### DESCRIPTION OF THE TASK:
Reproduce all the entries precisely.

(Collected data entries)
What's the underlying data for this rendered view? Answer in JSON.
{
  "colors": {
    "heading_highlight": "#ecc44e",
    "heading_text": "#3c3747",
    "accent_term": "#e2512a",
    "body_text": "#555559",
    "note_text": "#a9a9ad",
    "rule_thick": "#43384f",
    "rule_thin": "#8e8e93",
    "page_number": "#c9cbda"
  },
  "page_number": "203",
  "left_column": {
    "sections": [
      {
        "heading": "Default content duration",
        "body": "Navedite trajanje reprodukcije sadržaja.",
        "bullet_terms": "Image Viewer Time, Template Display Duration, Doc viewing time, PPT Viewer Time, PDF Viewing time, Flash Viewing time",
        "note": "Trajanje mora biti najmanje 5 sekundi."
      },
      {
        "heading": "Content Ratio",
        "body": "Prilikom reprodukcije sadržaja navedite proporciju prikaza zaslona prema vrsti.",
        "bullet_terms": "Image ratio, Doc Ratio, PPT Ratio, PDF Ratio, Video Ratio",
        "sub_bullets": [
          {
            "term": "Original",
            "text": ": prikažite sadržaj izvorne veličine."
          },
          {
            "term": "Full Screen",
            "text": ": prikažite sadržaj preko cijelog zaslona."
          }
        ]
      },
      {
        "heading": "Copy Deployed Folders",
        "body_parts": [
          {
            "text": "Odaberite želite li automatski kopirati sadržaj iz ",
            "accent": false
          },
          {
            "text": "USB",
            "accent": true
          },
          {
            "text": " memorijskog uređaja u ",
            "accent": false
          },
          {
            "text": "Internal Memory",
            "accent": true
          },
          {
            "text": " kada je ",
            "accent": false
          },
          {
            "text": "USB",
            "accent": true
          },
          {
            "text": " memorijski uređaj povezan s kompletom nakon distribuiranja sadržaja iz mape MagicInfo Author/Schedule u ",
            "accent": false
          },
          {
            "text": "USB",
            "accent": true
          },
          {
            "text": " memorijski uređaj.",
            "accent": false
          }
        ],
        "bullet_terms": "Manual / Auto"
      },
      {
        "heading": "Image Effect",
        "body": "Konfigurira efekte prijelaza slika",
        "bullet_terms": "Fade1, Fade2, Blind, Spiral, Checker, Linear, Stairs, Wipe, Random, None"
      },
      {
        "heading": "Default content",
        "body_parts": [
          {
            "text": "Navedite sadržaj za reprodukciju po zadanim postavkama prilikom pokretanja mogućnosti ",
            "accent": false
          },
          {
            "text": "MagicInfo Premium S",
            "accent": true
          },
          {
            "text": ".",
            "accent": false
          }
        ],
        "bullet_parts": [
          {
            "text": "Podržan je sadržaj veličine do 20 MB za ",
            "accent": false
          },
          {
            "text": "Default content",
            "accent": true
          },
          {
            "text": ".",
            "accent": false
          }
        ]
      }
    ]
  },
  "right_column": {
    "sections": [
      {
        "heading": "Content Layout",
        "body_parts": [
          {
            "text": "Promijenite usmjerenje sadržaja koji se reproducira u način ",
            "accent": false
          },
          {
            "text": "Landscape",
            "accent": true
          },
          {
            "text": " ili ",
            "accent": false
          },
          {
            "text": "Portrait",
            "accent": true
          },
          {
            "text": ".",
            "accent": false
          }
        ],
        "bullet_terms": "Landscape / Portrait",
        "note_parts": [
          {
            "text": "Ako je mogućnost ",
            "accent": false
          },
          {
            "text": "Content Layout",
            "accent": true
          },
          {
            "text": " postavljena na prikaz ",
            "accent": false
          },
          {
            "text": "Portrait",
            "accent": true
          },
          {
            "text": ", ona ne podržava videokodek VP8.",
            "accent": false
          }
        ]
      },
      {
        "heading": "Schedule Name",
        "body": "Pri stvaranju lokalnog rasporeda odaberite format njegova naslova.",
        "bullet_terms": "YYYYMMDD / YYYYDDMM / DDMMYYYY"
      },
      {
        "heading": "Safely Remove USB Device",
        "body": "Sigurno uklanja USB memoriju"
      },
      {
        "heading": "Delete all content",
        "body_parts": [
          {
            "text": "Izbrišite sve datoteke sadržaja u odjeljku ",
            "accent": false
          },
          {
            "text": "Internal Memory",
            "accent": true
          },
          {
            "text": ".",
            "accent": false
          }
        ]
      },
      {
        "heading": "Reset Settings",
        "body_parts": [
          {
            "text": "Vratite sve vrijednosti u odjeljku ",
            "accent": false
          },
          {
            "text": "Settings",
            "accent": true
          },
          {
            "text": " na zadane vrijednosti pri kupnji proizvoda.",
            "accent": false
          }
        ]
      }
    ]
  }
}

### RESULT:
What's the underlying data for this rendered view? Answer in JSON.
{
  "colors": {
    "heading_highlight": "#ecc44e",
    "heading_text": "#3c3747",
    "accent_term": "#e2512a",
    "body_text": "#555559",
    "note_text": "#a9a9ad",
    "rule_thick": "#43384f",
    "rule_thin": "#8e8e93",
    "page_number": "#c9cbda"
  },
  "page_number": "203",
  "left_column": {
    "sections": [
      {
        "heading": "Default content duration",
        "body": "Navedite trajanje reprodukcije sadržaja.",
        "bullet_terms": "Image Viewer Time, Template Display Duration, Doc viewing time, PPT Viewer Time, PDF Viewing time, Flash Viewing time",
        "note": "Trajanje mora biti najmanje 5 sekundi."
      },
      {
        "heading": "Content Ratio",
        "body": "Prilikom reprodukcije sadržaja navedite proporciju prikaza zaslona prema vrsti.",
        "bullet_terms": "Image ratio, Doc Ratio, PPT Ratio, PDF Ratio, Video Ratio",
        "sub_bullets": [
          {
            "term": "Original",
            "text": ": prikažite sadržaj izvorne veličine."
          },
          {
            "term": "Full Screen",
            "text": ": prikažite sadržaj preko cijelog zaslona."
          }
        ]
      },
      {
        "heading": "Copy Deployed Folders",
        "body_parts": [
          {
            "text": "Odaberite želite li automatski kopirati sadržaj iz ",
            "accent": false
          },
          {
            "text": "USB",
            "accent": true
          },
          {
            "text": " memorijskog uređaja u ",
            "accent": false
          },
          {
            "text": "Internal Memory",
            "accent": true
          },
          {
            "text": " kada je ",
            "accent": false
          },
          {
            "text": "USB",
            "accent": true
          },
          {
            "text": " memorijski uređaj povezan s kompletom nakon distribuiranja sadržaja iz mape MagicInfo Author/Schedule u ",
            "accent": false
          },
          {
            "text": "USB",
            "accent": true
          },
          {
            "text": " memorijski uređaj.",
            "accent": false
          }
        ],
        "bullet_terms": "Manual / Auto"
      },
      {
        "heading": "Image Effect",
        "body": "Konfigurira efekte prijelaza slika",
        "bullet_terms": "Fade1, Fade2, Blind, Spiral, Checker, Linear, Stairs, Wipe, Random, None"
      },
      {
        "heading": "Default content",
        "body_parts": [
          {
            "text": "Navedite sadržaj za reprodukciju po zadanim postavkama prilikom pokretanja mogućnosti ",
            "accent": false
          },
          {
            "text": "MagicInfo Premium S",
            "accent": true
          },
          {
            "text": ".",
            "accent": false
          }
        ],
        "bullet_parts": [
          {
            "text": "Podržan je sadržaj veličine do 20 MB za ",
            "accent": false
          },
          {
            "text": "Default content",
            "accent": true
          },
          {
            "text": ".",
            "accent": false
          }
        ]
      }
    ]
  },
  "right_column": {
    "sections": [
      {
        "heading": "Content Layout",
        "body_parts": [
          {
            "text": "Promijenite usmjerenje sadržaja koji se reproducira u način ",
            "accent": false
          },
          {
            "text": "Landscape",
            "accent": true
          },
          {
            "text": " ili ",
            "accent": false
          },
          {
            "text": "Portrait",
            "accent": true
          },
          {
            "text": ".",
            "accent": false
          }
        ],
        "bullet_terms": "Landscape / Portrait",
        "note_parts": [
          {
            "text": "Ako je mogućnost ",
            "accent": false
          },
          {
            "text": "Content Layout",
            "accent": true
          },
          {
            "text": " postavljena na prikaz ",
            "accent": false
          },
          {
            "text": "Portrait",
            "accent": true
          },
          {
            "text": ", ona ne podržava videokodek VP8.",
            "accent": false
          }
        ]
      },
      {
        "heading": "Schedule Name",
        "body": "Pri stvaranju lokalnog rasporeda odaberite format njegova naslova.",
        "bullet_terms": "YYYYMMDD / YYYYDDMM / DDMMYYYY"
      },
      {
        "heading": "Safely Remove USB Device",
        "body": "Sigurno uklanja USB memoriju"
      },
      {
        "heading": "Delete all content",
        "body_parts": [
          {
            "text": "Izbrišite sve datoteke sadržaja u odjeljku ",
            "accent": false
          },
          {
            "text": "Internal Memory",
            "accent": true
          },
          {
            "text": ".",
            "accent": false
          }
        ]
      },
      {
        "heading": "Reset Settings",
        "body_parts": [
          {
            "text": "Vratite sve vrijednosti u odjeljku ",
            "accent": false
          },
          {
            "text": "Settings",
            "accent": true
          },
          {
            "text": " na zadane vrijednosti pri kupnji proizvoda.",
            "accent": false
          }
        ]
      }
    ]
  }
}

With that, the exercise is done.